--- begin Source records ---

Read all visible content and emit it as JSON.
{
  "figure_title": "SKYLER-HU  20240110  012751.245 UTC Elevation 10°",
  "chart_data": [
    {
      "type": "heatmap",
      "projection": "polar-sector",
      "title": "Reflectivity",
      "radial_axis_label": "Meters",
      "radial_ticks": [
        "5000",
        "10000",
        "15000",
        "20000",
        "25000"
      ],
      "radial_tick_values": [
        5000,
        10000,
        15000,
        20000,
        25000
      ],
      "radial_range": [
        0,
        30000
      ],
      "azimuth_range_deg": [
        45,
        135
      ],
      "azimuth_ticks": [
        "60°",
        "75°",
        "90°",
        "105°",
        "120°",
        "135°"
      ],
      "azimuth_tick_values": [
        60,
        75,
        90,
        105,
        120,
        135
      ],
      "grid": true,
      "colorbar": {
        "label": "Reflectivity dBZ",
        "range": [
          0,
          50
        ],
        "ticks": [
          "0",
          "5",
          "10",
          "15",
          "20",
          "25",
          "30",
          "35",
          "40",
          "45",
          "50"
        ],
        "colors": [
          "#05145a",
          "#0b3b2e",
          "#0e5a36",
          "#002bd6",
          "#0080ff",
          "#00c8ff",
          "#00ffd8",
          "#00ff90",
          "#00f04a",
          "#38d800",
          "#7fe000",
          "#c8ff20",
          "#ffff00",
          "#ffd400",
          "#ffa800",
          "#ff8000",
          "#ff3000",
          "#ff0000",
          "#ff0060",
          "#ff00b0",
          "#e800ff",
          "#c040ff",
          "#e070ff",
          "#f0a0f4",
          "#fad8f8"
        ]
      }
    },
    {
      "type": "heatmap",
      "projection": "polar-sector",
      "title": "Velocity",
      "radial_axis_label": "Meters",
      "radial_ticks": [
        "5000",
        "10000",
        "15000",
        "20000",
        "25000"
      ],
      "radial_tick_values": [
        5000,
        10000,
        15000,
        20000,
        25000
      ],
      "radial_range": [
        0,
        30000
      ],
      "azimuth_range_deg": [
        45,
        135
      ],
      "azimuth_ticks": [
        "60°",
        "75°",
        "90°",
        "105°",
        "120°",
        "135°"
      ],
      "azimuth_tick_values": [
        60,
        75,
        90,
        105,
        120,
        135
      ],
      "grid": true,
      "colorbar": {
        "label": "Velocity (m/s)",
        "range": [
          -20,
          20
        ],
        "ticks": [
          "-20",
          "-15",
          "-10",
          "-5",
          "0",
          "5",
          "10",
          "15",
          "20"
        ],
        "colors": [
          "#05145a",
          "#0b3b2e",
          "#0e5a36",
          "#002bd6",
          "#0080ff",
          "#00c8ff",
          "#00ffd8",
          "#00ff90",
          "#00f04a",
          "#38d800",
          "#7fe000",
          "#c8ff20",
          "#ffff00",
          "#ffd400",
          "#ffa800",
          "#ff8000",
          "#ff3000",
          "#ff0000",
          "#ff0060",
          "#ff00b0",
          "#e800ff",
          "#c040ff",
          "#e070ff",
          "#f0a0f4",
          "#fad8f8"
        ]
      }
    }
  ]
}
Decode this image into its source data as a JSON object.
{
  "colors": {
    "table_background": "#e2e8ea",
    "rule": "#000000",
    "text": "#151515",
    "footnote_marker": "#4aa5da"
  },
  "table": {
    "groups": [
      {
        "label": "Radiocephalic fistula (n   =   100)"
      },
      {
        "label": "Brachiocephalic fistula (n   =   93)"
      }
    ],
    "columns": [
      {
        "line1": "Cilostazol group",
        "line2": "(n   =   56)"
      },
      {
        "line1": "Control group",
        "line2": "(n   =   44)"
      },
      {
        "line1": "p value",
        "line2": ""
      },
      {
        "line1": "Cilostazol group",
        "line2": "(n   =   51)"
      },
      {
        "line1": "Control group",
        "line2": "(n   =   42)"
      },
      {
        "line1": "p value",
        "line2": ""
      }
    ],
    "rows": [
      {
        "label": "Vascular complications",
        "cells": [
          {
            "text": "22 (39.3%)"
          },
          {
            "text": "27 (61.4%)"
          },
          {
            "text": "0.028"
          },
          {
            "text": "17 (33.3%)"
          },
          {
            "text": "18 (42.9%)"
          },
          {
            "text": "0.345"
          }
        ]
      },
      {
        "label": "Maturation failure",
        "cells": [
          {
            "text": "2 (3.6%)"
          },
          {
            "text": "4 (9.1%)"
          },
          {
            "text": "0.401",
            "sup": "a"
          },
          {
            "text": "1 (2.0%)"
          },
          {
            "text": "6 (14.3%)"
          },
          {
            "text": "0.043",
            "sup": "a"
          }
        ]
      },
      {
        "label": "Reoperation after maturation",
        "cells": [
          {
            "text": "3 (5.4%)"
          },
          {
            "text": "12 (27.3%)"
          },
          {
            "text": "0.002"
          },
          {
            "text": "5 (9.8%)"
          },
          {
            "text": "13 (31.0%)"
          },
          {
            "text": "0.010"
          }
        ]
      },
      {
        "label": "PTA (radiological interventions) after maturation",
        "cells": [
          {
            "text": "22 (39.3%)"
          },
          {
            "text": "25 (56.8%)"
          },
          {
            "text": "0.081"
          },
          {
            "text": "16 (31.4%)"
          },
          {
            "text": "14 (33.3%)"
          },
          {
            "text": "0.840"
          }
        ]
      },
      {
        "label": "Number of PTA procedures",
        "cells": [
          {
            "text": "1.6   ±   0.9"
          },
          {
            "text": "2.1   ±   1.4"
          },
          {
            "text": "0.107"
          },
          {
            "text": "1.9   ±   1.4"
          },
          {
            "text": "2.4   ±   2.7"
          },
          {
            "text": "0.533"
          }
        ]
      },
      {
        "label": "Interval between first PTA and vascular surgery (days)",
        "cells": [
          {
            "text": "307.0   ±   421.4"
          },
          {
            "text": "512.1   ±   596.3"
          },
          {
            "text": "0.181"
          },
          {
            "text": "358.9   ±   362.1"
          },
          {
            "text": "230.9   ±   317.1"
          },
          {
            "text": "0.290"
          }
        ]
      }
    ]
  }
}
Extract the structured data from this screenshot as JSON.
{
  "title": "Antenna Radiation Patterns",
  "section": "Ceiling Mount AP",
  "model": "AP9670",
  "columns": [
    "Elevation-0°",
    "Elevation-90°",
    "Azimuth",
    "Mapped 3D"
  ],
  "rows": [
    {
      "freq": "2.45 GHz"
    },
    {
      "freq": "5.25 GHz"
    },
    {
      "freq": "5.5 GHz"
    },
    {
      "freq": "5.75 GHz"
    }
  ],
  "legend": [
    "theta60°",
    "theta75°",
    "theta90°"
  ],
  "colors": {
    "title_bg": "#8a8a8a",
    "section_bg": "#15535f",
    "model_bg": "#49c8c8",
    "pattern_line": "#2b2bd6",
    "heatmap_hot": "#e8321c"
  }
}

--- end Source records ---

## To be done
Nothing should be changed: write out all of the data as is.

## Output for this exercise
Read all visible content and emit it as JSON.
{
  "figure_title": "SKYLER-HU  20240110  012751.245 UTC Elevation 10°",
  "chart_data": [
    {
      "type": "heatmap",
      "projection": "polar-sector",
      "title": "Reflectivity",
      "radial_axis_label": "Meters",
      "radial_ticks": [
        "5000",
        "10000",
        "15000",
        "20000",
        "25000"
      ],
      "radial_tick_values": [
        5000,
        10000,
        15000,
        20000,
        25000
      ],
      "radial_range": [
        0,
        30000
      ],
      "azimuth_range_deg": [
        45,
        135
      ],
      "azimuth_ticks": [
        "60°",
        "75°",
        "90°",
        "105°",
        "120°",
        "135°"
      ],
      "azimuth_tick_values": [
        60,
        75,
        90,
        105,
        120,
        135
      ],
      "grid": true,
      "colorbar": {
        "label": "Reflectivity dBZ",
        "range": [
          0,
          50
        ],
        "ticks": [
          "0",
          "5",
          "10",
          "15",
          "20",
          "25",
          "30",
          "35",
          "40",
          "45",
          "50"
        ],
        "colors": [
          "#05145a",
          "#0b3b2e",
          "#0e5a36",
          "#002bd6",
          "#0080ff",
          "#00c8ff",
          "#00ffd8",
          "#00ff90",
          "#00f04a",
          "#38d800",
          "#7fe000",
          "#c8ff20",
          "#ffff00",
          "#ffd400",
          "#ffa800",
          "#ff8000",
          "#ff3000",
          "#ff0000",
          "#ff0060",
          "#ff00b0",
          "#e800ff",
          "#c040ff",
          "#e070ff",
          "#f0a0f4",
          "#fad8f8"
        ]
      }
    },
    {
      "type": "heatmap",
      "projection": "polar-sector",
      "title": "Velocity",
      "radial_axis_label": "Meters",
      "radial_ticks": [
        "5000",
        "10000",
        "15000",
        "20000",
        "25000"
      ],
      "radial_tick_values": [
        5000,
        10000,
        15000,
        20000,
        25000
      ],
      "radial_range": [
        0,
        30000
      ],
      "azimuth_range_deg": [
        45,
        135
      ],
      "azimuth_ticks": [
        "60°",
        "75°",
        "90°",
        "105°",
        "120°",
        "135°"
      ],
      "azimuth_tick_values": [
        60,
        75,
        90,
        105,
        120,
        135
      ],
      "grid": true,
      "colorbar": {
        "label": "Velocity (m/s)",
        "range": [
          -20,
          20
        ],
        "ticks": [
          "-20",
          "-15",
          "-10",
          "-5",
          "0",
          "5",
          "10",
          "15",
          "20"
        ],
        "colors": [
          "#05145a",
          "#0b3b2e",
          "#0e5a36",
          "#002bd6",
          "#0080ff",
          "#00c8ff",
          "#00ffd8",
          "#00ff90",
          "#00f04a",
          "#38d800",
          "#7fe000",
          "#c8ff20",
          "#ffff00",
          "#ffd400",
          "#ffa800",
          "#ff8000",
          "#ff3000",
          "#ff0000",
          "#ff0060",
          "#ff00b0",
          "#e800ff",
          "#c040ff",
          "#e070ff",
          "#f0a0f4",
          "#fad8f8"
        ]
      }
    }
  ]
}
Decode this image into its source data as a JSON object.
{
  "colors": {
    "table_background": "#e2e8ea",
    "rule": "#000000",
    "text": "#151515",
    "footnote_marker": "#4aa5da"
  },
  "table": {
    "groups": [
      {
        "label": "Radiocephalic fistula (n   =   100)"
      },
      {
        "label": "Brachiocephalic fistula (n   =   93)"
      }
    ],
    "columns": [
      {
        "line1": "Cilostazol group",
        "line2": "(n   =   56)"
      },
      {
        "line1": "Control group",
        "line2": "(n   =   44)"
      },
      {
        "line1": "p value",
        "line2": ""
      },
      {
        "line1": "Cilostazol group",
        "line2": "(n   =   51)"
      },
      {
        "line1": "Control group",
        "line2": "(n   =   42)"
      },
      {
        "line1": "p value",
        "line2": ""
      }
    ],
    "rows": [
      {
        "label": "Vascular complications",
        "cells": [
          {
            "text": "22 (39.3%)"
          },
          {
            "text": "27 (61.4%)"
          },
          {
            "text": "0.028"
          },
          {
            "text": "17 (33.3%)"
          },
          {
            "text": "18 (42.9%)"
          },
          {
            "text": "0.345"
          }
        ]
      },
      {
        "label": "Maturation failure",
        "cells": [
          {
            "text": "2 (3.6%)"
          },
          {
            "text": "4 (9.1%)"
          },
          {
            "text": "0.401",
            "sup": "a"
          },
          {
            "text": "1 (2.0%)"
          },
          {
            "text": "6 (14.3%)"
          },
          {
            "text": "0.043",
            "sup": "a"
          }
        ]
      },
      {
        "label": "Reoperation after maturation",
        "cells": [
          {
            "text": "3 (5.4%)"
          },
          {
            "text": "12 (27.3%)"
          },
          {
            "text": "0.002"
          },
          {
            "text": "5 (9.8%)"
          },
          {
            "text": "13 (31.0%)"
          },
          {
            "text": "0.010"
          }
        ]
      },
      {
        "label": "PTA (radiological interventions) after maturation",
        "cells": [
          {
            "text": "22 (39.3%)"
          },
          {
            "text": "25 (56.8%)"
          },
          {
            "text": "0.081"
          },
          {
            "text": "16 (31.4%)"
          },
          {
            "text": "14 (33.3%)"
          },
          {
            "text": "0.840"
          }
        ]
      },
      {
        "label": "Number of PTA procedures",
        "cells": [
          {
            "text": "1.6   ±   0.9"
          },
          {
            "text": "2.1   ±   1.4"
          },
          {
            "text": "0.107"
          },
          {
            "text": "1.9   ±   1.4"
          },
          {
            "text": "2.4   ±   2.7"
          },
          {
            "text": "0.533"
          }
        ]
      },
      {
        "label": "Interval between first PTA and vascular surgery (days)",
        "cells": [
          {
            "text": "307.0   ±   421.4"
          },
          {
            "text": "512.1   ±   596.3"
          },
          {
            "text": "0.181"
          },
          {
            "text": "358.9   ±   362.1"
          },
          {
            "text": "230.9   ±   317.1"
          },
          {
            "text": "0.290"
          }
        ]
      }
    ]
  }
}
Extract the structured data from this screenshot as JSON.
{
  "title": "Antenna Radiation Patterns",
  "section": "Ceiling Mount AP",
  "model": "AP9670",
  "columns": [
    "Elevation-0°",
    "Elevation-90°",
    "Azimuth",
    "Mapped 3D"
  ],
  "rows": [
    {
      "freq": "2.45 GHz"
    },
    {
      "freq": "5.25 GHz"
    },
    {
      "freq": "5.5 GHz"
    },
    {
      "freq": "5.75 GHz"
    }
  ],
  "legend": [
    "theta60°",
    "theta75°",
    "theta90°"
  ],
  "colors": {
    "title_bg": "#8a8a8a",
    "section_bg": "#15535f",
    "model_bg": "#49c8c8",
    "pattern_line": "#2b2bd6",
    "heatmap_hot": "#e8321c"
  }
}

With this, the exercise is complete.